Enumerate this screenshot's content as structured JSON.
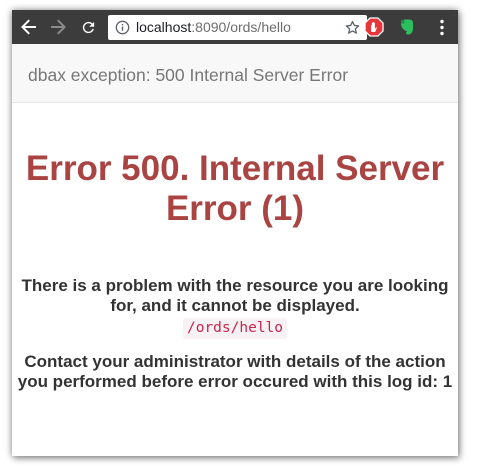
{
  "browser": {
    "url_host": "localhost",
    "url_path": ":8090/ords/hello",
    "icons": {
      "back": "arrow-left-icon",
      "forward": "arrow-right-icon",
      "reload": "reload-icon",
      "info": "info-icon",
      "bookmark": "star-icon",
      "extension_1": "adblock-stop-icon",
      "extension_2": "evernote-icon",
      "menu": "more-vertical-icon"
    },
    "colors": {
      "toolbar": "#3c3c3c",
      "extension_1": "#e8353a",
      "extension_2": "#2dbe60"
    }
  },
  "page": {
    "header_title": "dbax exception: 500 Internal Server Error",
    "error_title": "Error 500. Internal Server Error (1)",
    "message_1": "There is a problem with the resource you are looking for, and it cannot be displayed.",
    "resource_path": "/ords/hello",
    "message_2": "Contact your administrator with details of the action you performed before error occured with this log id: 1",
    "colors": {
      "error_title": "#a94442",
      "text": "#333333",
      "code": "#c7254e",
      "code_bg": "#f9f2f4"
    }
  }
}
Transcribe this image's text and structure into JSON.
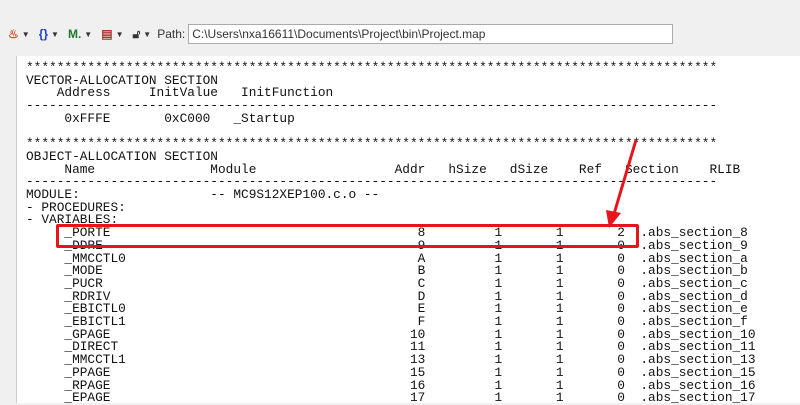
{
  "toolbar": {
    "path_label": "Path:",
    "path_value": "C:\\Users\\nxa16611\\Documents\\Project\\bin\\Project.map"
  },
  "vector": {
    "title": "VECTOR-ALLOCATION SECTION",
    "headers": [
      "Address",
      "InitValue",
      "InitFunction"
    ],
    "row": [
      "0xFFFE",
      "0xC000",
      "_Startup"
    ]
  },
  "object": {
    "title": "OBJECT-ALLOCATION SECTION",
    "headers": [
      "Name",
      "Module",
      "Addr",
      "hSize",
      "dSize",
      "Ref",
      "Section",
      "RLIB"
    ],
    "module_label": "MODULE:",
    "module_name": "-- MC9S12XEP100.c.o --",
    "procedures": "- PROCEDURES:",
    "variables": "- VARIABLES:",
    "rows": [
      [
        "_PORTE",
        "8",
        "1",
        "1",
        "2",
        ".abs_section_8"
      ],
      [
        "_DDRE",
        "9",
        "1",
        "1",
        "0",
        ".abs_section_9"
      ],
      [
        "_MMCCTL0",
        "A",
        "1",
        "1",
        "0",
        ".abs_section_a"
      ],
      [
        "_MODE",
        "B",
        "1",
        "1",
        "0",
        ".abs_section_b"
      ],
      [
        "_PUCR",
        "C",
        "1",
        "1",
        "0",
        ".abs_section_c"
      ],
      [
        "_RDRIV",
        "D",
        "1",
        "1",
        "0",
        ".abs_section_d"
      ],
      [
        "_EBICTL0",
        "E",
        "1",
        "1",
        "0",
        ".abs_section_e"
      ],
      [
        "_EBICTL1",
        "F",
        "1",
        "1",
        "0",
        ".abs_section_f"
      ],
      [
        "_GPAGE",
        "10",
        "1",
        "1",
        "0",
        ".abs_section_10"
      ],
      [
        "_DIRECT",
        "11",
        "1",
        "1",
        "0",
        ".abs_section_11"
      ],
      [
        "_MMCCTL1",
        "13",
        "1",
        "1",
        "0",
        ".abs_section_13"
      ],
      [
        "_PPAGE",
        "15",
        "1",
        "1",
        "0",
        ".abs_section_15"
      ],
      [
        "_RPAGE",
        "16",
        "1",
        "1",
        "0",
        ".abs_section_16"
      ],
      [
        "_EPAGE",
        "17",
        "1",
        "1",
        "0",
        ".abs_section_17"
      ]
    ]
  },
  "colors": {
    "highlight": "#e8141c"
  }
}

# # # # #

» WHAT THE TASK REQUIRES: Reproduce each entry precisely. Leave the pictures out.

» REPLY TO THE EXERCISE:
Enumerate this screenshot's content as structured JSON.
{
  "browser": {
    "url_host": "localhost",
    "url_path": ":8090/ords/hello",
    "icons": {
      "back": "arrow-left-icon",
      "forward": "arrow-right-icon",
      "reload": "reload-icon",
      "info": "info-icon",
      "bookmark": "star-icon",
      "extension_1": "adblock-stop-icon",
      "extension_2": "evernote-icon",
      "menu": "more-vertical-icon"
    },
    "colors": {
      "toolbar": "#3c3c3c",
      "extension_1": "#e8353a",
      "extension_2": "#2dbe60"
    }
  },
  "page": {
    "header_title": "dbax exception: 500 Internal Server Error",
    "error_title": "Error 500. Internal Server Error (1)",
    "message_1": "There is a problem with the resource you are looking for, and it cannot be displayed.",
    "resource_path": "/ords/hello",
    "message_2": "Contact your administrator with details of the action you performed before error occured with this log id: 1",
    "colors": {
      "error_title": "#a94442",
      "text": "#333333",
      "code": "#c7254e",
      "code_bg": "#f9f2f4"
    }
  }
}
Transcribe this image's text and structure into JSON.
{
  "toolbar": {
    "path_label": "Path:",
    "path_value": "C:\\Users\\nxa16611\\Documents\\Project\\bin\\Project.map"
  },
  "vector": {
    "title": "VECTOR-ALLOCATION SECTION",
    "headers": [
      "Address",
      "InitValue",
      "InitFunction"
    ],
    "row": [
      "0xFFFE",
      "0xC000",
      "_Startup"
    ]
  },
  "object": {
    "title": "OBJECT-ALLOCATION SECTION",
    "headers": [
      "Name",
      "Module",
      "Addr",
      "hSize",
      "dSize",
      "Ref",
      "Section",
      "RLIB"
    ],
    "module_label": "MODULE:",
    "module_name": "-- MC9S12XEP100.c.o --",
    "procedures": "- PROCEDURES:",
    "variables": "- VARIABLES:",
    "rows": [
      [
        "_PORTE",
        "8",
        "1",
        "1",
        "2",
        ".abs_section_8"
      ],
      [
        "_DDRE",
        "9",
        "1",
        "1",
        "0",
        ".abs_section_9"
      ],
      [
        "_MMCCTL0",
        "A",
        "1",
        "1",
        "0",
        ".abs_section_a"
      ],
      [
        "_MODE",
        "B",
        "1",
        "1",
        "0",
        ".abs_section_b"
      ],
      [
        "_PUCR",
        "C",
        "1",
        "1",
        "0",
        ".abs_section_c"
      ],
      [
        "_RDRIV",
        "D",
        "1",
        "1",
        "0",
        ".abs_section_d"
      ],
      [
        "_EBICTL0",
        "E",
        "1",
        "1",
        "0",
        ".abs_section_e"
      ],
      [
        "_EBICTL1",
        "F",
        "1",
        "1",
        "0",
        ".abs_section_f"
      ],
      [
        "_GPAGE",
        "10",
        "1",
        "1",
        "0",
        ".abs_section_10"
      ],
      [
        "_DIRECT",
        "11",
        "1",
        "1",
        "0",
        ".abs_section_11"
      ],
      [
        "_MMCCTL1",
        "13",
        "1",
        "1",
        "0",
        ".abs_section_13"
      ],
      [
        "_PPAGE",
        "15",
        "1",
        "1",
        "0",
        ".abs_section_15"
      ],
      [
        "_RPAGE",
        "16",
        "1",
        "1",
        "0",
        ".abs_section_16"
      ],
      [
        "_EPAGE",
        "17",
        "1",
        "1",
        "0",
        ".abs_section_17"
      ]
    ]
  },
  "colors": {
    "highlight": "#e8141c"
  }
}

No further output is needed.